[Begin]

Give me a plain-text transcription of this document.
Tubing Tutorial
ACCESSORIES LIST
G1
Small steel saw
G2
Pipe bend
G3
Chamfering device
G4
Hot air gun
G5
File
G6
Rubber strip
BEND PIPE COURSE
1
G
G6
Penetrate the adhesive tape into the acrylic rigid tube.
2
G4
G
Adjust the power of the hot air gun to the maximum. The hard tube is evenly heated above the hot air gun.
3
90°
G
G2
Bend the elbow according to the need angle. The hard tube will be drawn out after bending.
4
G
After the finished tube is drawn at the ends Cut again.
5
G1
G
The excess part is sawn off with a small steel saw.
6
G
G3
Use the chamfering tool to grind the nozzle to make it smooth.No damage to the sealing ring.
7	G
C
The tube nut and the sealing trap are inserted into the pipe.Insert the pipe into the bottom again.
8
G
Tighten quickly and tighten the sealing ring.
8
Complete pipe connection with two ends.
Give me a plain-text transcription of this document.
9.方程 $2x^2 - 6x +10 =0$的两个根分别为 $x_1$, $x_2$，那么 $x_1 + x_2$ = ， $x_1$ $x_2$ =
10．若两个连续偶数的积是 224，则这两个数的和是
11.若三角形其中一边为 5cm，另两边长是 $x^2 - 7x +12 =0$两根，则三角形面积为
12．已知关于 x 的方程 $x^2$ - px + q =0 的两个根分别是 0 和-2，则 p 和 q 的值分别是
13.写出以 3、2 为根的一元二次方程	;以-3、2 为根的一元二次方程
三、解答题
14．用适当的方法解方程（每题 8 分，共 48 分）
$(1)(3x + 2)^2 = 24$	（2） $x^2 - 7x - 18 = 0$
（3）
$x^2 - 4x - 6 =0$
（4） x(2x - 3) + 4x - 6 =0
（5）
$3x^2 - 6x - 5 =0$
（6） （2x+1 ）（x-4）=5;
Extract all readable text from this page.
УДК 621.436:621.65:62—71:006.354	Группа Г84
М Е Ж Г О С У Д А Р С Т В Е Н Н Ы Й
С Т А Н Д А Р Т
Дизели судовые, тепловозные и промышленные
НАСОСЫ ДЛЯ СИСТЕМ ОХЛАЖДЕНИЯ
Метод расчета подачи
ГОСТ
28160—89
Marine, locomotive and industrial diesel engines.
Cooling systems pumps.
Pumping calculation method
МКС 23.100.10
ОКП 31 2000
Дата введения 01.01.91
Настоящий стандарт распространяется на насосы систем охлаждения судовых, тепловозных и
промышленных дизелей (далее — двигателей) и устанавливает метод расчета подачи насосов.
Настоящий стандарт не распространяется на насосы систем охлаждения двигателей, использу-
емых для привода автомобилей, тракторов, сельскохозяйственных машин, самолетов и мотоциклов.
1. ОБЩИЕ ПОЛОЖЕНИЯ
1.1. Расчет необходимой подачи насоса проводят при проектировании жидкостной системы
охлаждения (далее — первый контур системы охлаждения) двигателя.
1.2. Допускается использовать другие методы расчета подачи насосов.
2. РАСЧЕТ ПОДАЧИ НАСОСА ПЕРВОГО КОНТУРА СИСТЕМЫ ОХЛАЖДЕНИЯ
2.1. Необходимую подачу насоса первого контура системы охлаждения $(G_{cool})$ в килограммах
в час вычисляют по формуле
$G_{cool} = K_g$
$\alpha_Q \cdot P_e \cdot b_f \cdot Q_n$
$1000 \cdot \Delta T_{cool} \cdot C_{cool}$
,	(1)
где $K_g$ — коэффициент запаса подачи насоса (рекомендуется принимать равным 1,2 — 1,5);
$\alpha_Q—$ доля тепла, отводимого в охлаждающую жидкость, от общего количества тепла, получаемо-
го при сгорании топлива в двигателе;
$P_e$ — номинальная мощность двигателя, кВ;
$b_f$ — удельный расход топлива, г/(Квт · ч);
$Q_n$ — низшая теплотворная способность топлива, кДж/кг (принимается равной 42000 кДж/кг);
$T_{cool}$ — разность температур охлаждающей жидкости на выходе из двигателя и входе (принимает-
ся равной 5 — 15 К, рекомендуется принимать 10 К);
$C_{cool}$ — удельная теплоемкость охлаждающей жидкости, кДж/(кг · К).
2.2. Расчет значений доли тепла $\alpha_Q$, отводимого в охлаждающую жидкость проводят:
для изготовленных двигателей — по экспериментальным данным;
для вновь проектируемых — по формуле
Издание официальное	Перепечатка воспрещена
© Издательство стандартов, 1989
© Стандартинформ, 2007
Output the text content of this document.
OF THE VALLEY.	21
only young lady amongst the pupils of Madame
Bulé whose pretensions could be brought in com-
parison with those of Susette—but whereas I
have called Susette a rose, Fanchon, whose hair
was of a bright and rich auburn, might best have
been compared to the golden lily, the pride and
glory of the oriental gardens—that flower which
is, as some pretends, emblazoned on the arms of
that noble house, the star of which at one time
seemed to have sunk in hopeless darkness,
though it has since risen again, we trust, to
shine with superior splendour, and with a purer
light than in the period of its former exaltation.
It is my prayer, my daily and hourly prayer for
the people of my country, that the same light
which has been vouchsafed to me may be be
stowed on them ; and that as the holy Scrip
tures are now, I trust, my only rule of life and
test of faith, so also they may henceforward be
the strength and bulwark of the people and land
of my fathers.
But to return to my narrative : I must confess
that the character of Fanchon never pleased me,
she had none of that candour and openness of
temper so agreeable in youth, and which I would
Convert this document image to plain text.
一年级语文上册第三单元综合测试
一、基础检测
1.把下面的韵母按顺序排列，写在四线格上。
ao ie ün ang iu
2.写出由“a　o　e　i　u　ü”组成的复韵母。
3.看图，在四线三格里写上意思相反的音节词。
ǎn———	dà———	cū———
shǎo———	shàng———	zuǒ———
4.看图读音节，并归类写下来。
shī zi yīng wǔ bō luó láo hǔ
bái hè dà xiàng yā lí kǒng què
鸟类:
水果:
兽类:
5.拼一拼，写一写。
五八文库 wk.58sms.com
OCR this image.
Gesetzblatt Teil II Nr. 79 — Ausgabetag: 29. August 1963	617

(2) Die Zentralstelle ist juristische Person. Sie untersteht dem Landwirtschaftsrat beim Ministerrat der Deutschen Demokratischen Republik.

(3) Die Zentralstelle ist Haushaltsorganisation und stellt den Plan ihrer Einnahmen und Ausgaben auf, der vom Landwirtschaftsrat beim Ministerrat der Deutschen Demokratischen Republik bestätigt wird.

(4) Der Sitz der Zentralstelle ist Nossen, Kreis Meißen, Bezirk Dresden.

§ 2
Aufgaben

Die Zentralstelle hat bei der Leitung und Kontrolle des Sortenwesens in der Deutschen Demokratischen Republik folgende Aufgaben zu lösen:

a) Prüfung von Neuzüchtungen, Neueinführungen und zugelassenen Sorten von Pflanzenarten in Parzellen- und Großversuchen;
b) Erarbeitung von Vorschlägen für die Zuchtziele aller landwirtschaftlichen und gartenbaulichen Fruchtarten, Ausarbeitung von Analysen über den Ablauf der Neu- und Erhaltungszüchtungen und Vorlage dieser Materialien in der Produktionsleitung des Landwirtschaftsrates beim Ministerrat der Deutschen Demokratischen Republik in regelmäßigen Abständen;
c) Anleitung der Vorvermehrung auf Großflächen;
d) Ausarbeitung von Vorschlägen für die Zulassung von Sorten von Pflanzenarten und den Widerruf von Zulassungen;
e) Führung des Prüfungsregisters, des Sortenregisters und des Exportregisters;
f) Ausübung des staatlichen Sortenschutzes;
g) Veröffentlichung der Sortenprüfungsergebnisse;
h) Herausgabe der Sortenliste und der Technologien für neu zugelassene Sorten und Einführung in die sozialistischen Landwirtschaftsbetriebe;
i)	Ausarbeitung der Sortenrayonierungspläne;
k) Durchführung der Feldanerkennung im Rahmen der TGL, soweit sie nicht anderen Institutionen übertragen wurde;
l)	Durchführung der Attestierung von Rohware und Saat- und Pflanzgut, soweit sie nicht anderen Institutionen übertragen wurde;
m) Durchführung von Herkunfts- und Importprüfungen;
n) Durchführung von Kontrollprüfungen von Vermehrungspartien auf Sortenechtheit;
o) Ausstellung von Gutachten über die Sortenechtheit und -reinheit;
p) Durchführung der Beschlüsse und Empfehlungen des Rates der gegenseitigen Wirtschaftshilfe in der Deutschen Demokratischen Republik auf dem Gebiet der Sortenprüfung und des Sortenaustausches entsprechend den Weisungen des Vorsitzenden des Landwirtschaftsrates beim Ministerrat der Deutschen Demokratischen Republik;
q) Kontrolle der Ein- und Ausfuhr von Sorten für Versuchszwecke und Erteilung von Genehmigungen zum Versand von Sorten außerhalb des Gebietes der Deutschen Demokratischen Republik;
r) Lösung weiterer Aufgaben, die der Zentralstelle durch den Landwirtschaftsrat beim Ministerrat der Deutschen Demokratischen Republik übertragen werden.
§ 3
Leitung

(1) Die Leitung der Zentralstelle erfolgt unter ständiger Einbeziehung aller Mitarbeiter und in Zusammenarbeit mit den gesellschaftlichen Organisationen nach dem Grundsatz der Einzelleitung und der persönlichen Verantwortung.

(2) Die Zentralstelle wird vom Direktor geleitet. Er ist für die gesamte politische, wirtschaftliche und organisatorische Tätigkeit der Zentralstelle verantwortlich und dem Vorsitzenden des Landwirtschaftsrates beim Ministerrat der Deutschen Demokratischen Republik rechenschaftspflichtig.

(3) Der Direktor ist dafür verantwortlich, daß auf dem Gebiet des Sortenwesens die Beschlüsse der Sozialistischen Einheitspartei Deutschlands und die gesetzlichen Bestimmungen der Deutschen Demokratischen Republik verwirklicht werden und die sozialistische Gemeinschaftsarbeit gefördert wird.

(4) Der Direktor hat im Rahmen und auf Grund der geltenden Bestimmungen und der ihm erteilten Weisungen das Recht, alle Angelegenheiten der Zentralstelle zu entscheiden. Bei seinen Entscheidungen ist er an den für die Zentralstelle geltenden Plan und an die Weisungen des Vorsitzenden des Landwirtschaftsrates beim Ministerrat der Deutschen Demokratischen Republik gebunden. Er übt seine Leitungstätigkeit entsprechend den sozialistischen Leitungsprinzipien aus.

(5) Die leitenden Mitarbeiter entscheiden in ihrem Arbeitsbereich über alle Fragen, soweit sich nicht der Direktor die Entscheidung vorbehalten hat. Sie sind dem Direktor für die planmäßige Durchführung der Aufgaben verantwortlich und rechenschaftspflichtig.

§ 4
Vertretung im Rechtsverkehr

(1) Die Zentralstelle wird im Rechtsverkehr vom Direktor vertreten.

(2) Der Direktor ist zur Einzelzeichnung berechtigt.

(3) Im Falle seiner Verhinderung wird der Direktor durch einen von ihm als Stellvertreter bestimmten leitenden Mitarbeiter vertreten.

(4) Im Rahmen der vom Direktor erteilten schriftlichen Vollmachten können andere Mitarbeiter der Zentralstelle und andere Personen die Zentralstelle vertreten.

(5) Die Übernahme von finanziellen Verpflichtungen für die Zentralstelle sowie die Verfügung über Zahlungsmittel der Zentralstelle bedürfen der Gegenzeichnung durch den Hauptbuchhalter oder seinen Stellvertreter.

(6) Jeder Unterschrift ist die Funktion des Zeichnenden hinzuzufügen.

[End]

### DIRECTIONS:
Collect each line of the entries that has the word "have", copying it in full.

### ANSWER FOR THIS EXERCISE:
have called Susette a rose, Fanchon, whose hair
was of a bright and rich auburn, might best have
seemed to have sunk in hopeless darkness,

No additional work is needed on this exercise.